(Data entries)
☆ ☆ ☆ ☆ ☆
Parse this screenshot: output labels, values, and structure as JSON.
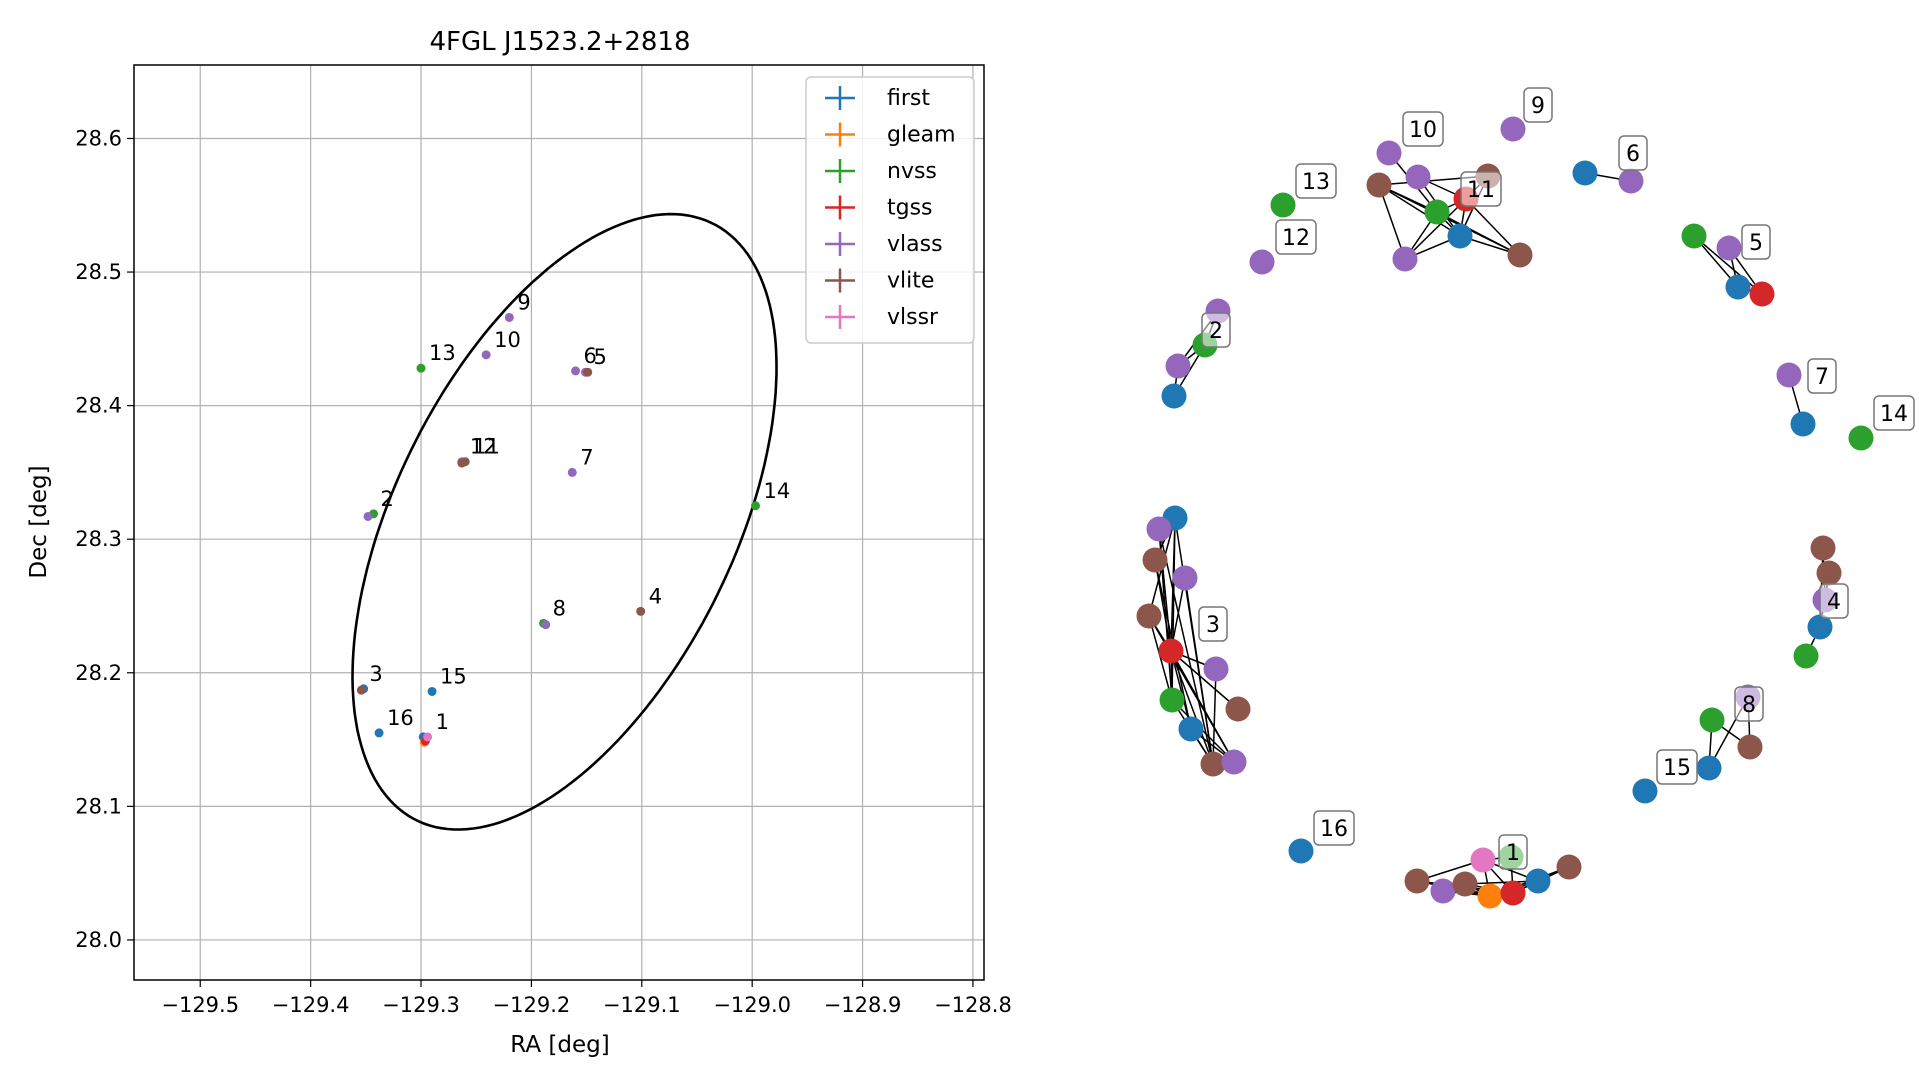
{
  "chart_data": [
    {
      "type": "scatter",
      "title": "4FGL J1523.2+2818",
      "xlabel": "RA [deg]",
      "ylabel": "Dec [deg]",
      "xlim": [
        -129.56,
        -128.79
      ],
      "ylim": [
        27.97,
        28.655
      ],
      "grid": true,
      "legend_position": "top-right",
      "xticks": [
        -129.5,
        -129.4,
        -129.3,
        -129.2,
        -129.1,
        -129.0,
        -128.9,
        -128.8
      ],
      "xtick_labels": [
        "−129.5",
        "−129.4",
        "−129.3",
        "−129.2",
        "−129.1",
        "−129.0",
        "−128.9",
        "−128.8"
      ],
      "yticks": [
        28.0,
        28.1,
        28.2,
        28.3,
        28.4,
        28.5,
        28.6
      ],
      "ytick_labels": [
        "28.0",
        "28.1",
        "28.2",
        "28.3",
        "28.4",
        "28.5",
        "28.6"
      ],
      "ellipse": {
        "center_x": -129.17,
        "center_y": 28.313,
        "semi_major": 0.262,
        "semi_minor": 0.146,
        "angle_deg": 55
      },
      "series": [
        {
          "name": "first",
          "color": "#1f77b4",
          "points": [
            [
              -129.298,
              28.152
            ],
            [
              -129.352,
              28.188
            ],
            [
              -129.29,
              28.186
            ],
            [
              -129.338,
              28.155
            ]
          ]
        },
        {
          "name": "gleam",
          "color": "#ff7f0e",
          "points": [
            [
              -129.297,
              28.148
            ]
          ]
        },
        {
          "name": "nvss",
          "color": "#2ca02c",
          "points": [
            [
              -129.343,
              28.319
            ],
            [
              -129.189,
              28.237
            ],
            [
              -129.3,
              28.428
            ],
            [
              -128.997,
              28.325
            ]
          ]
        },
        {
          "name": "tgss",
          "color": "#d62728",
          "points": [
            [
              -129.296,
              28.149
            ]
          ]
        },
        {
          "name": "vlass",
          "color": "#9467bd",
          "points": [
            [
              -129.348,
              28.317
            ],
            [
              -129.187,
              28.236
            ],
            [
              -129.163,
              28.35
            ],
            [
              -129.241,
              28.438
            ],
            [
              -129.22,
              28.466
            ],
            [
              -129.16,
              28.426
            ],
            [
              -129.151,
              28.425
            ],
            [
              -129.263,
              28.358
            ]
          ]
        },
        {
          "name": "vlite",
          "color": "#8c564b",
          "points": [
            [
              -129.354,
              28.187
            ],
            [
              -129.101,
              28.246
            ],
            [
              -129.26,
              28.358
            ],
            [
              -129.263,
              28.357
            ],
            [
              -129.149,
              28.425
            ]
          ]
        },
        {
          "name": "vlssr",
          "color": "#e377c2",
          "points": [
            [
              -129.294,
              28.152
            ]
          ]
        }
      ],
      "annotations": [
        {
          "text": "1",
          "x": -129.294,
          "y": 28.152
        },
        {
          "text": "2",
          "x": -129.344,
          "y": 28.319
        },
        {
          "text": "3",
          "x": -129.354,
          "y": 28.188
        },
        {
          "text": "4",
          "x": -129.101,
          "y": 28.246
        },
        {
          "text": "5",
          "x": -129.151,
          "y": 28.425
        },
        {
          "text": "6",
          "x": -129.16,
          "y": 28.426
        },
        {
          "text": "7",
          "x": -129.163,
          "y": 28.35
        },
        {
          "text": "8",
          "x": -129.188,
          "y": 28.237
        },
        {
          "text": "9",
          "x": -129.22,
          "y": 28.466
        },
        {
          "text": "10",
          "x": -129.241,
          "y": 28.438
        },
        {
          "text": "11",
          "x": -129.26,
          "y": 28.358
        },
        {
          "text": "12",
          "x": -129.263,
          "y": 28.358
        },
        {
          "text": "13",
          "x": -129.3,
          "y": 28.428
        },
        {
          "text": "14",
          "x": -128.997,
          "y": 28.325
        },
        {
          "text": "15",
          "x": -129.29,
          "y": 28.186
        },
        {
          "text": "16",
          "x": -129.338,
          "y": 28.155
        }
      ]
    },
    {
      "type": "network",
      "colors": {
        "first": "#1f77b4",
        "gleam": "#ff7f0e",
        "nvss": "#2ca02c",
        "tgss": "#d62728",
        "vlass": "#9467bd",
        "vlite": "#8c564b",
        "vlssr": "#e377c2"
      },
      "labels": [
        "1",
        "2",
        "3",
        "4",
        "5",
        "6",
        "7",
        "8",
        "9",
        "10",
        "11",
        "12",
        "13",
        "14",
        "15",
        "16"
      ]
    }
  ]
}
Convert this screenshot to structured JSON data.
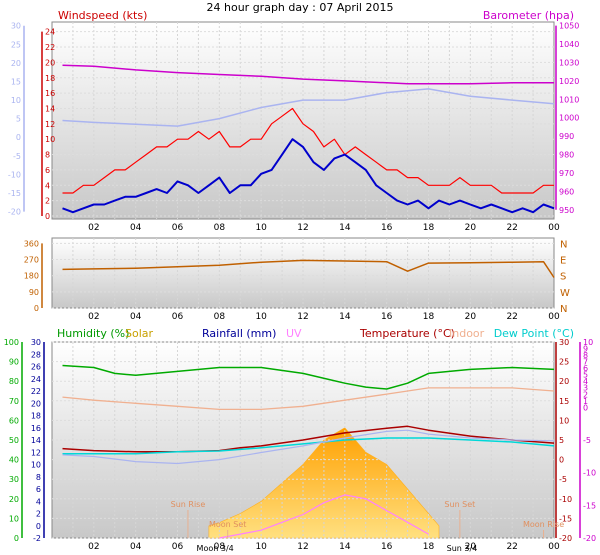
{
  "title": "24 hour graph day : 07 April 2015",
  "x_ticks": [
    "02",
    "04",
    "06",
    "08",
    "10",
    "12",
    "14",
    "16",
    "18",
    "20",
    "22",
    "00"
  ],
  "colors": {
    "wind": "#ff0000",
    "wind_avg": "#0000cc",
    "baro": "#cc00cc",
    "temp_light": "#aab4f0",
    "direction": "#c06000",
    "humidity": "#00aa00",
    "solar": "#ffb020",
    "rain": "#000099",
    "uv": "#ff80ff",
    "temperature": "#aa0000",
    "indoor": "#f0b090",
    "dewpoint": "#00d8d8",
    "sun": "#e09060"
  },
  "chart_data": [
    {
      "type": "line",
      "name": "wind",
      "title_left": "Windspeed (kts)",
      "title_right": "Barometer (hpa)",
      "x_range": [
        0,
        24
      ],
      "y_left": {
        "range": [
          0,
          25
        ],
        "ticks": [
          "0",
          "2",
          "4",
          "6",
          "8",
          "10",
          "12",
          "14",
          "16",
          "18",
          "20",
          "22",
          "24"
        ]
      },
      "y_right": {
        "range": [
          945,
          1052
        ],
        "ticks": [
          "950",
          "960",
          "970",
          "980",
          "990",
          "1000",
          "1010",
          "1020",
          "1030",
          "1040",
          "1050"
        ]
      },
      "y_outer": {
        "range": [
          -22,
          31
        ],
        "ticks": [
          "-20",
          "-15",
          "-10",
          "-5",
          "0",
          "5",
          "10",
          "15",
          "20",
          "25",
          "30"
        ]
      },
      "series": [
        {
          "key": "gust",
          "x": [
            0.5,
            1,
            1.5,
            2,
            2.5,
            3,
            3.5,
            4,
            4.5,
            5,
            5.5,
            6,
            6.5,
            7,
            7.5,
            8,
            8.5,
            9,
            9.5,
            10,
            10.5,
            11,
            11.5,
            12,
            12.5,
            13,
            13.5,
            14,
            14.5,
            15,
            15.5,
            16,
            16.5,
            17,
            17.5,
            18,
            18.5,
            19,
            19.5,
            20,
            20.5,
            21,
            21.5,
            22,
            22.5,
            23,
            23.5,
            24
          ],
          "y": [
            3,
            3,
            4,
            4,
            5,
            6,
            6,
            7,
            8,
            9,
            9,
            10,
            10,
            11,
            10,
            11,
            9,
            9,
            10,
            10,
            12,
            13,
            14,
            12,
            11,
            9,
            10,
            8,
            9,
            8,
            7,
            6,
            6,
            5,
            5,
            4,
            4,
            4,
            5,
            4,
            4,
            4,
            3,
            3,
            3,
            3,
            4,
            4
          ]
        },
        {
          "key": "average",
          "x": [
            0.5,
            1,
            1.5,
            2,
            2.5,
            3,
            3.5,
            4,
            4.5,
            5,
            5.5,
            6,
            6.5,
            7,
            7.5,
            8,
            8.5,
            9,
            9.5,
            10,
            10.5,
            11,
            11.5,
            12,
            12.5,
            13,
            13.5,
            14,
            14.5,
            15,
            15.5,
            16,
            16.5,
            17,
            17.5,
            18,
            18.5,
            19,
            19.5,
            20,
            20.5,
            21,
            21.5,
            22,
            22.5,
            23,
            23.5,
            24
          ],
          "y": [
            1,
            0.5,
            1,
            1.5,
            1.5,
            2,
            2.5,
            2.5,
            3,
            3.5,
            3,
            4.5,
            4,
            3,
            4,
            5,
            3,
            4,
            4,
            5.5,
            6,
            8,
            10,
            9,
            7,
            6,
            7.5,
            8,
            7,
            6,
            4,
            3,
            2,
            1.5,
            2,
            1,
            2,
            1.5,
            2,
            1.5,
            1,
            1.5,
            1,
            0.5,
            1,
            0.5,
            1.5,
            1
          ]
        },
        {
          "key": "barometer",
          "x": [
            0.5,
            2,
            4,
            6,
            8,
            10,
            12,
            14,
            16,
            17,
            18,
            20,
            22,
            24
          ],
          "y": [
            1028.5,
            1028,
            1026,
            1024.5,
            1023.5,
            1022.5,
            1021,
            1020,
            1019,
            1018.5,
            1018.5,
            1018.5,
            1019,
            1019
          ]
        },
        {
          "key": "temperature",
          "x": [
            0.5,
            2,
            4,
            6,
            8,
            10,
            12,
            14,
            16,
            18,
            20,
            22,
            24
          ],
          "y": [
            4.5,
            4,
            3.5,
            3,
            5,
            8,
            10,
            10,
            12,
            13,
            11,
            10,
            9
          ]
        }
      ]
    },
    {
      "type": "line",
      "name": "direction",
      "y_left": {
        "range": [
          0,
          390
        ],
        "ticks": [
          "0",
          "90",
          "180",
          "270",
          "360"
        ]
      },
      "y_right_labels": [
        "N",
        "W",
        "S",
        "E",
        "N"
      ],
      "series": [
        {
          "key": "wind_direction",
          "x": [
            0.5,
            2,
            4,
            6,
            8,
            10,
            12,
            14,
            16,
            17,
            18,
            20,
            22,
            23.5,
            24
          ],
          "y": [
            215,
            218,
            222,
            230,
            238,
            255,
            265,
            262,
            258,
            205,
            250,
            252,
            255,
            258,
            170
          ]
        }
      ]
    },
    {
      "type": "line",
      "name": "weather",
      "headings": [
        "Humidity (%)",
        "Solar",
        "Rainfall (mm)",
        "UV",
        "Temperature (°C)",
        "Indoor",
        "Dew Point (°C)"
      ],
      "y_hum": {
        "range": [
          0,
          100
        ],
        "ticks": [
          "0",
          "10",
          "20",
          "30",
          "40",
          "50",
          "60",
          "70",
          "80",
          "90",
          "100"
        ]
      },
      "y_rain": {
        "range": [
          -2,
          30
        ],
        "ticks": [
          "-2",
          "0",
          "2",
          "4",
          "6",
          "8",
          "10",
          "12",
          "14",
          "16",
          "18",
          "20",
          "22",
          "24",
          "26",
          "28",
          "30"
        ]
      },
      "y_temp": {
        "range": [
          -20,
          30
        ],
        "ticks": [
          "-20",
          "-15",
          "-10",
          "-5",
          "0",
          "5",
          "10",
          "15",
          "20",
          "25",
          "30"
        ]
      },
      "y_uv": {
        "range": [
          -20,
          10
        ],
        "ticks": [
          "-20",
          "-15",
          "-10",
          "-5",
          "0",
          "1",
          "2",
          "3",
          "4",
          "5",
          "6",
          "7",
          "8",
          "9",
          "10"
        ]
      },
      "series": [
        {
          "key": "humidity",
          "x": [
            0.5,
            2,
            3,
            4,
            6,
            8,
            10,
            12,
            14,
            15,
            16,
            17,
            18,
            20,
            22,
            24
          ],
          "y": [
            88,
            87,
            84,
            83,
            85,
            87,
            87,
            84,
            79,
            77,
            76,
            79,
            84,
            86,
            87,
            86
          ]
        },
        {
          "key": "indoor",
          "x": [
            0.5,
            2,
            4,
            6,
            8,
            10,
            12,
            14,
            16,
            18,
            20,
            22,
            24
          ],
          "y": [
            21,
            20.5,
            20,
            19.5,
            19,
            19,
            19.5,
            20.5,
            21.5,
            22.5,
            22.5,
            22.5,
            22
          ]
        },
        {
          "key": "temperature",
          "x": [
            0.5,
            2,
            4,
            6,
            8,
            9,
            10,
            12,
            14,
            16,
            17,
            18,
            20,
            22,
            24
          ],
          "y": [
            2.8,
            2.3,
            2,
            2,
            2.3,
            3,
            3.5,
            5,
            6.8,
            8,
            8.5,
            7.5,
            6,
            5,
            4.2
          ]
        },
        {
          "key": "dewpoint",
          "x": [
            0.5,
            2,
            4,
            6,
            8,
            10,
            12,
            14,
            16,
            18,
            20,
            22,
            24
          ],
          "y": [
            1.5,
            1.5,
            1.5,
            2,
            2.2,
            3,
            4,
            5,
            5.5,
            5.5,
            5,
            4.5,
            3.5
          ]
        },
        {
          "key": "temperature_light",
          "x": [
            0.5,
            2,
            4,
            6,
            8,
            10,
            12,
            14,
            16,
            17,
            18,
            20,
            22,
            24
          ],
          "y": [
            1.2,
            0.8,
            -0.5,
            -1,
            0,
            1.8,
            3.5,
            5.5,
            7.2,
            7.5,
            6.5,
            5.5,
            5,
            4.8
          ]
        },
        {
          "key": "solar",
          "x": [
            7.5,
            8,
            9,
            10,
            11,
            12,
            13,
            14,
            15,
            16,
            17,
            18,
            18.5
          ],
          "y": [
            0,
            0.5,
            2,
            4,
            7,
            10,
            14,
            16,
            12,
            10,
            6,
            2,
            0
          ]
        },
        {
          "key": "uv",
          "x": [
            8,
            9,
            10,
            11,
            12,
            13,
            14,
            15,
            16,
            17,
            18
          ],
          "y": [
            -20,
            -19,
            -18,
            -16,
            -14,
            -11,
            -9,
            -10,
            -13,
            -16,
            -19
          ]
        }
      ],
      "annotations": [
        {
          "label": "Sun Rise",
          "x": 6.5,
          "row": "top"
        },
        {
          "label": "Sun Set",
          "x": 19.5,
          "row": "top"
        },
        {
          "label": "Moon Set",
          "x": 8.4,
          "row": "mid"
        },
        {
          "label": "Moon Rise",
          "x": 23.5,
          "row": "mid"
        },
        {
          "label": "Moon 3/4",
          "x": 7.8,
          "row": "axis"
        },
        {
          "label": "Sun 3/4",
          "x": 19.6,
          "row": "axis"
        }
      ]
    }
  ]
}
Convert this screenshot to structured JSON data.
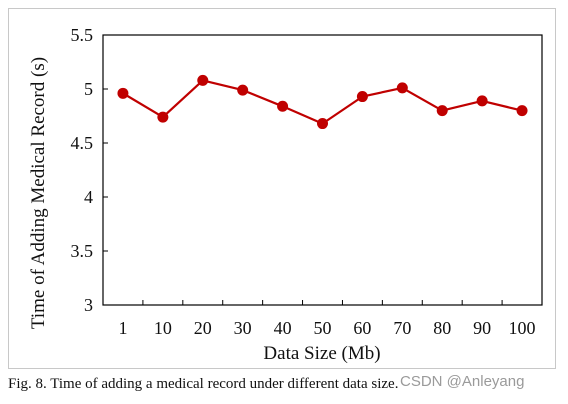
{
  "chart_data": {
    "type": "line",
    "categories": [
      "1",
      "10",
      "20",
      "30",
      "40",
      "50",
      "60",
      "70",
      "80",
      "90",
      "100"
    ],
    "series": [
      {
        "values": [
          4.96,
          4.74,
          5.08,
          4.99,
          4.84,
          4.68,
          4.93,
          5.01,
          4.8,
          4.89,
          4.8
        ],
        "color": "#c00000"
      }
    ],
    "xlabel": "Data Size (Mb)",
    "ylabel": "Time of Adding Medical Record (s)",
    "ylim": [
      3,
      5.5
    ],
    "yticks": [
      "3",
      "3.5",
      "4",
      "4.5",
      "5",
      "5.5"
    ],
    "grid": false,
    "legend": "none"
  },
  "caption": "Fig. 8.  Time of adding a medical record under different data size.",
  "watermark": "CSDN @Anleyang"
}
☆ ☆ ☆ ☆ ☆
> Problem to work on
Go through the listing above and return every line where the word "Time" occurs.

> Exercise answer
    "ylabel": "Time of Adding Medical Record (s)",
  "caption": "Fig. 8.  Time of adding a medical record under different data size.",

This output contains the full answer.